##### Provided data #####

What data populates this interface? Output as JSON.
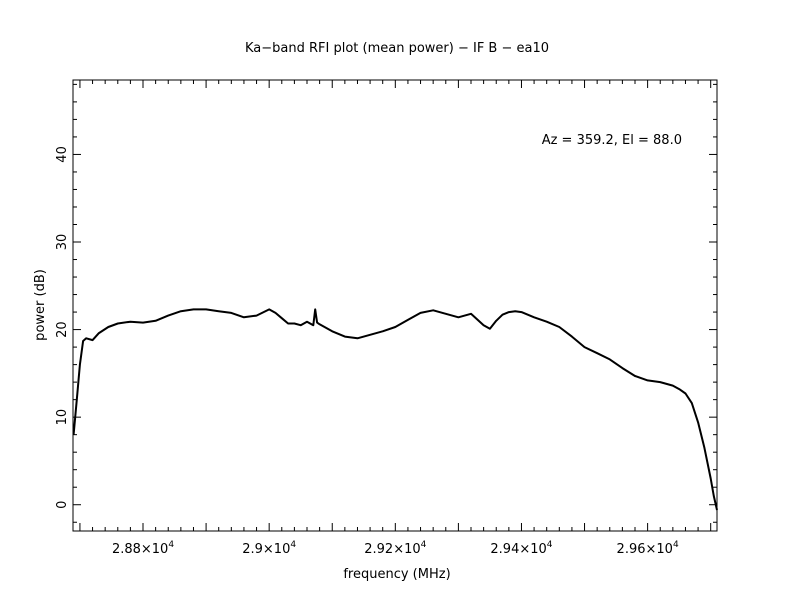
{
  "chart_data": {
    "type": "line",
    "title": "Ka−band RFI plot (mean power) − IF B − ea10",
    "xlabel": "frequency (MHz)",
    "ylabel": "power (dB)",
    "annotation": "Az = 359.2, El = 88.0",
    "xlim": [
      28689,
      29710
    ],
    "ylim": [
      -3,
      48.5
    ],
    "x_ticks": [
      {
        "value": 28800,
        "mantissa": "2.88×10",
        "exp": "4"
      },
      {
        "value": 29000,
        "mantissa": "2.9×10",
        "exp": "4"
      },
      {
        "value": 29200,
        "mantissa": "2.92×10",
        "exp": "4"
      },
      {
        "value": 29400,
        "mantissa": "2.94×10",
        "exp": "4"
      },
      {
        "value": 29600,
        "mantissa": "2.96×10",
        "exp": "4"
      }
    ],
    "y_ticks": [
      {
        "value": 0,
        "label": "0"
      },
      {
        "value": 10,
        "label": "10"
      },
      {
        "value": 20,
        "label": "20"
      },
      {
        "value": 30,
        "label": "30"
      },
      {
        "value": 40,
        "label": "40"
      }
    ],
    "grid": false,
    "series": [
      {
        "color": "#000000",
        "x": [
          28690,
          28695,
          28700,
          28705,
          28710,
          28720,
          28730,
          28745,
          28760,
          28780,
          28800,
          28820,
          28840,
          28860,
          28880,
          28900,
          28920,
          28940,
          28960,
          28980,
          29000,
          29010,
          29020,
          29030,
          29040,
          29050,
          29060,
          29070,
          29073,
          29076,
          29080,
          29100,
          29120,
          29140,
          29160,
          29180,
          29200,
          29220,
          29240,
          29260,
          29280,
          29300,
          29320,
          29340,
          29350,
          29360,
          29370,
          29380,
          29390,
          29400,
          29420,
          29440,
          29460,
          29480,
          29500,
          29520,
          29540,
          29560,
          29580,
          29600,
          29620,
          29640,
          29650,
          29660,
          29670,
          29680,
          29690,
          29700,
          29705,
          29710
        ],
        "y": [
          8,
          12,
          16,
          18.7,
          19.0,
          18.8,
          19.6,
          20.3,
          20.7,
          20.9,
          20.8,
          21.0,
          21.6,
          22.1,
          22.3,
          22.3,
          22.1,
          21.9,
          21.4,
          21.6,
          22.3,
          21.9,
          21.3,
          20.7,
          20.7,
          20.5,
          20.9,
          20.5,
          22.3,
          20.8,
          20.6,
          19.8,
          19.2,
          19.0,
          19.4,
          19.8,
          20.3,
          21.1,
          21.9,
          22.2,
          21.8,
          21.4,
          21.8,
          20.5,
          20.1,
          21.0,
          21.7,
          22.0,
          22.1,
          22.0,
          21.4,
          20.9,
          20.3,
          19.2,
          18.0,
          17.3,
          16.6,
          15.6,
          14.7,
          14.2,
          14.0,
          13.6,
          13.2,
          12.7,
          11.6,
          9.4,
          6.5,
          3.0,
          1.0,
          -0.6
        ]
      }
    ]
  }
}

#####

Among the entries above, how many lines hold the string "power"? Respond with nothing but the number.

§ **Output below**: 2